Exercise aim: What follows is a set of records; repeat all of them exactly.

Entries shown:
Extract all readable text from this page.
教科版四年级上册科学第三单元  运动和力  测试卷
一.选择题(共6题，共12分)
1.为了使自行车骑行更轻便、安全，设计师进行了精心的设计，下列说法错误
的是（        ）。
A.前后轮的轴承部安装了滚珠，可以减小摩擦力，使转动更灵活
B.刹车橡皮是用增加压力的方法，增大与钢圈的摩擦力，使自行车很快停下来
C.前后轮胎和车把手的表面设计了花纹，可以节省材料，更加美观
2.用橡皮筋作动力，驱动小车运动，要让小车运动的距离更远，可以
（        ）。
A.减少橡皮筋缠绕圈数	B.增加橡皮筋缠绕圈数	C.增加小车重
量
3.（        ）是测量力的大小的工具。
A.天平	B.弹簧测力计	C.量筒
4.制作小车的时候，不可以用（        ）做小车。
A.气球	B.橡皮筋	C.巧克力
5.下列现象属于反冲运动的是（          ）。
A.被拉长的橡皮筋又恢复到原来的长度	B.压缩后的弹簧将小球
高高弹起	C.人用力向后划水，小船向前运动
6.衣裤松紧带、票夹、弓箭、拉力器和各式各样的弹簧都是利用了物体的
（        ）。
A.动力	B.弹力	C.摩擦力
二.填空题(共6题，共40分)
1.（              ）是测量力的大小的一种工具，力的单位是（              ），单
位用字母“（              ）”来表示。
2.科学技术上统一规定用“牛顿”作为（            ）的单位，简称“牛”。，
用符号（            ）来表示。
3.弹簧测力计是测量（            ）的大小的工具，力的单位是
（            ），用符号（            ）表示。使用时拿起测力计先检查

Final result:
Extract all readable text from this page.
教科版四年级上册科学第三单元  运动和力  测试卷
一.选择题(共6题，共12分)
1.为了使自行车骑行更轻便、安全，设计师进行了精心的设计，下列说法错误
的是（        ）。
A.前后轮的轴承部安装了滚珠，可以减小摩擦力，使转动更灵活
B.刹车橡皮是用增加压力的方法，增大与钢圈的摩擦力，使自行车很快停下来
C.前后轮胎和车把手的表面设计了花纹，可以节省材料，更加美观
2.用橡皮筋作动力，驱动小车运动，要让小车运动的距离更远，可以
（        ）。
A.减少橡皮筋缠绕圈数	B.增加橡皮筋缠绕圈数	C.增加小车重
量
3.（        ）是测量力的大小的工具。
A.天平	B.弹簧测力计	C.量筒
4.制作小车的时候，不可以用（        ）做小车。
A.气球	B.橡皮筋	C.巧克力
5.下列现象属于反冲运动的是（          ）。
A.被拉长的橡皮筋又恢复到原来的长度	B.压缩后的弹簧将小球
高高弹起	C.人用力向后划水，小船向前运动
6.衣裤松紧带、票夹、弓箭、拉力器和各式各样的弹簧都是利用了物体的
（        ）。
A.动力	B.弹力	C.摩擦力
二.填空题(共6题，共40分)
1.（              ）是测量力的大小的一种工具，力的单位是（              ），单
位用字母“（              ）”来表示。
2.科学技术上统一规定用“牛顿”作为（            ）的单位，简称“牛”。，
用符号（            ）来表示。
3.弹簧测力计是测量（            ）的大小的工具，力的单位是
（            ），用符号（            ）表示。使用时拿起测力计先检查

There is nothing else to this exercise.